Aim =
Collect every line that includes the string "ylabel".

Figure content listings

--------------------------------

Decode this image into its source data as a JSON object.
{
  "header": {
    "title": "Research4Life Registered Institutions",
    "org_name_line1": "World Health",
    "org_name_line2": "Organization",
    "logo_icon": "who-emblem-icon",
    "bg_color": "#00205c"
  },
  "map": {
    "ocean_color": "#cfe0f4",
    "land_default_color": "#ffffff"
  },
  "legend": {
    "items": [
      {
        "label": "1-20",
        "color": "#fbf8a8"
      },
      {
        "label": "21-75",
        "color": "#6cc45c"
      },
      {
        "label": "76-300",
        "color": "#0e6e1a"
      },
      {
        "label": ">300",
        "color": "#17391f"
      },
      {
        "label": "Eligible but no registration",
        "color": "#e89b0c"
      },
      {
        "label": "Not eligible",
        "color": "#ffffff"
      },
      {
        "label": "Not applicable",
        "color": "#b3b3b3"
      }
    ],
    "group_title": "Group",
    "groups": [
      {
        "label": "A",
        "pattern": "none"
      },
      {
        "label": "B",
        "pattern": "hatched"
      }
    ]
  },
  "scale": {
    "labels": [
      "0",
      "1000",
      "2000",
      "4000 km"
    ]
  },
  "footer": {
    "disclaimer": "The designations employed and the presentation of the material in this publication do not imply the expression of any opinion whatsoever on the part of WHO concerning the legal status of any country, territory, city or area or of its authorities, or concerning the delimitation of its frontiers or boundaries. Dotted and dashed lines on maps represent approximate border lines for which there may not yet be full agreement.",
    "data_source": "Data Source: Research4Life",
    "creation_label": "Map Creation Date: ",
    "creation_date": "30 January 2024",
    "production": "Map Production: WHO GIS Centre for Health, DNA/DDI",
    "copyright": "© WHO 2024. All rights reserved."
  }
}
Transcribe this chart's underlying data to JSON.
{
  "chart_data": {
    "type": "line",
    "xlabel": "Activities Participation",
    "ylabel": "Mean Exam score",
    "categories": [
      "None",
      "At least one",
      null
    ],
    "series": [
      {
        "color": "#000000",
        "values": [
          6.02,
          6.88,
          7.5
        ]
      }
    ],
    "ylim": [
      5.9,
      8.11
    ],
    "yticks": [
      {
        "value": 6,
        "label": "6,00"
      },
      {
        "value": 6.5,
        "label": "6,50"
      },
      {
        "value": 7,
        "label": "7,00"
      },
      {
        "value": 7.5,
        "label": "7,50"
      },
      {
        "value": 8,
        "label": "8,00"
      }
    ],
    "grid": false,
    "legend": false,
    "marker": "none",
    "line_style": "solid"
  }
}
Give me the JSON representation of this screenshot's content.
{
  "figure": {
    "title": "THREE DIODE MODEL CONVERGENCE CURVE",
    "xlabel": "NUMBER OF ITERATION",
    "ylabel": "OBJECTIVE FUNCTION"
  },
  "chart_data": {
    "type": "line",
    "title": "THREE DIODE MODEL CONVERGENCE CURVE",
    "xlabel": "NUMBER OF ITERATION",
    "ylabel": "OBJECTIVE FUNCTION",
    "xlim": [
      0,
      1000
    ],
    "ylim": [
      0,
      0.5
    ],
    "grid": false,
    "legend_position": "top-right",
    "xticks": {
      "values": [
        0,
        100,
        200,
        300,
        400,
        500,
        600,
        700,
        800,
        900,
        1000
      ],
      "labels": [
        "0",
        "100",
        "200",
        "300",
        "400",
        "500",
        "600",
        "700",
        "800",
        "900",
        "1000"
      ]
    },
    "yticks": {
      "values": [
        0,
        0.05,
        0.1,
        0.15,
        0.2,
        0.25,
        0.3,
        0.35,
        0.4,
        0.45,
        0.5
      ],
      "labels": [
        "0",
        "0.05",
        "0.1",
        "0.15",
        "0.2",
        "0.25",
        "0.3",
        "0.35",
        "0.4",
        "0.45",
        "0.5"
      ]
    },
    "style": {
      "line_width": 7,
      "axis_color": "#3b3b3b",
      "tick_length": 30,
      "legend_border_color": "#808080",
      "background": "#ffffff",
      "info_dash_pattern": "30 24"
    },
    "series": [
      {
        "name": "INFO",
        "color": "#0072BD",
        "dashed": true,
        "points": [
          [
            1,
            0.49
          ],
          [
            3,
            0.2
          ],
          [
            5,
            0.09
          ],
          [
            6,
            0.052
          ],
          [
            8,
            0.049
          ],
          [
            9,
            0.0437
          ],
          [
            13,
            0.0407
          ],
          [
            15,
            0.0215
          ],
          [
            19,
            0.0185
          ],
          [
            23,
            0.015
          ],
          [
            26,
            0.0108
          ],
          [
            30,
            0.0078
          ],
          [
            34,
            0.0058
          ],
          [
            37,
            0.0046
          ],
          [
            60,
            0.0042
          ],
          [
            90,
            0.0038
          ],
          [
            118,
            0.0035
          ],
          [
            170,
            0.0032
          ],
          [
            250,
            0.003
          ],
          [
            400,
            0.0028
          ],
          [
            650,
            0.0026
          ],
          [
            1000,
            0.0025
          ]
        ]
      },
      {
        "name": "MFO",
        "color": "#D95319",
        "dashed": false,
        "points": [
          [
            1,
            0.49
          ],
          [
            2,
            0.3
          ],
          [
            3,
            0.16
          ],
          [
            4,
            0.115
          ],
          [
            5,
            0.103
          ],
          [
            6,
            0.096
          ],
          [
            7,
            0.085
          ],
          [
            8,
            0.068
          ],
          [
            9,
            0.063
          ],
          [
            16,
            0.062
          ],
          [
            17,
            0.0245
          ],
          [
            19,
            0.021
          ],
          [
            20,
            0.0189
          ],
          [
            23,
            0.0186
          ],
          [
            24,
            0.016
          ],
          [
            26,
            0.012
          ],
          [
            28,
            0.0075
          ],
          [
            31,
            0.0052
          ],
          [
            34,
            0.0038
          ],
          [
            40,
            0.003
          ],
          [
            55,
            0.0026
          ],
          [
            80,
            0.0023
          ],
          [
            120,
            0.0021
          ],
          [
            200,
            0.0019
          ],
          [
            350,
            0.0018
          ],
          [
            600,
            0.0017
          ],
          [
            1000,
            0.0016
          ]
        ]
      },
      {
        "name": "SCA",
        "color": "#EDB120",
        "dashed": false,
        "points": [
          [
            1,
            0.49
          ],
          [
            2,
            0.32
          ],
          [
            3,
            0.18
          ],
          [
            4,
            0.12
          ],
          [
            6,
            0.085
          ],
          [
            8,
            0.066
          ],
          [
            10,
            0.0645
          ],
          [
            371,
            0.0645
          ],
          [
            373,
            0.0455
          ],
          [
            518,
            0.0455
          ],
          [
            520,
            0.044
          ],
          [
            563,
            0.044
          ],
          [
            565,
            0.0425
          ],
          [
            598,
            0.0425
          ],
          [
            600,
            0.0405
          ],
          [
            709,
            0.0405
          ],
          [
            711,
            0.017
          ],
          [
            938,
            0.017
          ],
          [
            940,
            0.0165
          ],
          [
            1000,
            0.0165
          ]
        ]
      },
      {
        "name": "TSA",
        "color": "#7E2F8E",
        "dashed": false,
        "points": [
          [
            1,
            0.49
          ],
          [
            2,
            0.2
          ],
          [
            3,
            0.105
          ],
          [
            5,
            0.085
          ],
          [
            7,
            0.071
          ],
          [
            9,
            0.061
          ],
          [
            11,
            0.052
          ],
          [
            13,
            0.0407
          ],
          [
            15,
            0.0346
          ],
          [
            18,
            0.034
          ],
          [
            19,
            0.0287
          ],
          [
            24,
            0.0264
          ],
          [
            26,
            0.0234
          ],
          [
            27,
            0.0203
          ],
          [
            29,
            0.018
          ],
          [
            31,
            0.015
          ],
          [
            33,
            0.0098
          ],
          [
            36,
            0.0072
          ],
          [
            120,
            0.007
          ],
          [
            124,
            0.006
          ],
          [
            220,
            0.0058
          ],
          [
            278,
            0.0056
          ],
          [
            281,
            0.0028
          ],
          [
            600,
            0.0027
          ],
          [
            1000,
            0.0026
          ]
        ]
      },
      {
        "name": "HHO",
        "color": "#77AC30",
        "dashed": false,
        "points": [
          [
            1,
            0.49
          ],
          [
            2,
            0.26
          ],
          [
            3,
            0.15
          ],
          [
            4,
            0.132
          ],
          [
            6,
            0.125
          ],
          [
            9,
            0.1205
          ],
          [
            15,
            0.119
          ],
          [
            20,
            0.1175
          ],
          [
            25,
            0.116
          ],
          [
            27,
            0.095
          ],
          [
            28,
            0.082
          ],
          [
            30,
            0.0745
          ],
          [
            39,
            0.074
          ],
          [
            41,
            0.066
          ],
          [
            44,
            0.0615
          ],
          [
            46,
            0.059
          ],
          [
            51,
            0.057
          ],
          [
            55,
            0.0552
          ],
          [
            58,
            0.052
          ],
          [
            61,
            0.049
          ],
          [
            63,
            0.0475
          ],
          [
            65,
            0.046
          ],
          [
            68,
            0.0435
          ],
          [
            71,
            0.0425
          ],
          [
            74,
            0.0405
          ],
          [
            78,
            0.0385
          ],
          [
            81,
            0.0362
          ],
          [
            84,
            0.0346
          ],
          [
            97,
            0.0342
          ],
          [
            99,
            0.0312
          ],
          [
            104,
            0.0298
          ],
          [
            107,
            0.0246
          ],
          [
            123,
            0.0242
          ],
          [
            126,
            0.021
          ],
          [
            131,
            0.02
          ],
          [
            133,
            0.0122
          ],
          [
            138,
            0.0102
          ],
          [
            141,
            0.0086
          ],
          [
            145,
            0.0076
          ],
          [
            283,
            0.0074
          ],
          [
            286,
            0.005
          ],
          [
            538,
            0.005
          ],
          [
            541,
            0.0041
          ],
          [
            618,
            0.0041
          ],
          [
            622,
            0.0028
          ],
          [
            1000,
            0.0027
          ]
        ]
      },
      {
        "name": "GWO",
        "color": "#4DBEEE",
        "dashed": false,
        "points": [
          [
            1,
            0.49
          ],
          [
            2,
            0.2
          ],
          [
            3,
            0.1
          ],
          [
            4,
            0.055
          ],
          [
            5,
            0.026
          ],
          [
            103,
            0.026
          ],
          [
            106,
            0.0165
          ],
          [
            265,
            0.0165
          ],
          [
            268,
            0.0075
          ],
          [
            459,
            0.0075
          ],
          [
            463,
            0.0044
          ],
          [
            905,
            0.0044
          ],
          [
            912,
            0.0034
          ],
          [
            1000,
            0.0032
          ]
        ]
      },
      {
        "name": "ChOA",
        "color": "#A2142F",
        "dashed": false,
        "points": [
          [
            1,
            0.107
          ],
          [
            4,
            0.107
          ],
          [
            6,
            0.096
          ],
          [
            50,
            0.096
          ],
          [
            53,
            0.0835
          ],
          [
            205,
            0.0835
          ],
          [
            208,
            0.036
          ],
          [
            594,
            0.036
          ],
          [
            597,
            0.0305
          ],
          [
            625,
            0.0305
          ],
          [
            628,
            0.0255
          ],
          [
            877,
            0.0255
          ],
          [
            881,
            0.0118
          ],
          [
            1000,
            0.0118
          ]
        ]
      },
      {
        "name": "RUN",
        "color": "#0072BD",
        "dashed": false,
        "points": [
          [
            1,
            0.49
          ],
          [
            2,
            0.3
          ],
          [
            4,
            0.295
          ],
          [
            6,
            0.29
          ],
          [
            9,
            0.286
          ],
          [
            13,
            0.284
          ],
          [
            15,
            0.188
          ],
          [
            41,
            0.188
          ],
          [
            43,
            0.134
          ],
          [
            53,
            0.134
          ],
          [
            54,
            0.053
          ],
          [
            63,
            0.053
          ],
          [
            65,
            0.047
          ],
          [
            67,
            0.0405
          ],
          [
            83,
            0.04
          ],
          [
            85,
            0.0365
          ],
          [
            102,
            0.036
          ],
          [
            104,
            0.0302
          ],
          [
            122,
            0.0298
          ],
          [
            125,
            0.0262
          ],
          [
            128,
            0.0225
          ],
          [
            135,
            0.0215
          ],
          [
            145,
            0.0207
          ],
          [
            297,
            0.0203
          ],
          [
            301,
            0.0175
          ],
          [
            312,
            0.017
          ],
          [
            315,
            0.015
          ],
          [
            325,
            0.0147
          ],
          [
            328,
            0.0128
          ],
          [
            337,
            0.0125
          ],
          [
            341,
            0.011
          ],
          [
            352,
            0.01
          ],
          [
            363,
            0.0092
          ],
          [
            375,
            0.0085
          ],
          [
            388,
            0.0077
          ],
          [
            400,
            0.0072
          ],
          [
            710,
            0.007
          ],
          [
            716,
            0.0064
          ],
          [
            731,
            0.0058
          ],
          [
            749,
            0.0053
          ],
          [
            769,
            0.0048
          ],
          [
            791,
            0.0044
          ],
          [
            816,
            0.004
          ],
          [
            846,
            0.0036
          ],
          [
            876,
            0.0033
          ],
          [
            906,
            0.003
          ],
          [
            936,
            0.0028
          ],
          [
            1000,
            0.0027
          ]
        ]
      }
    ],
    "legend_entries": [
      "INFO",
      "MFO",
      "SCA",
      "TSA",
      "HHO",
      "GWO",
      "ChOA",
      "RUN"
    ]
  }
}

--------------------------------

Solution for this problem =
    "ylabel": "Mean Exam score",
    "ylabel": "OBJECTIVE FUNCTION"
    "ylabel": "OBJECTIVE FUNCTION",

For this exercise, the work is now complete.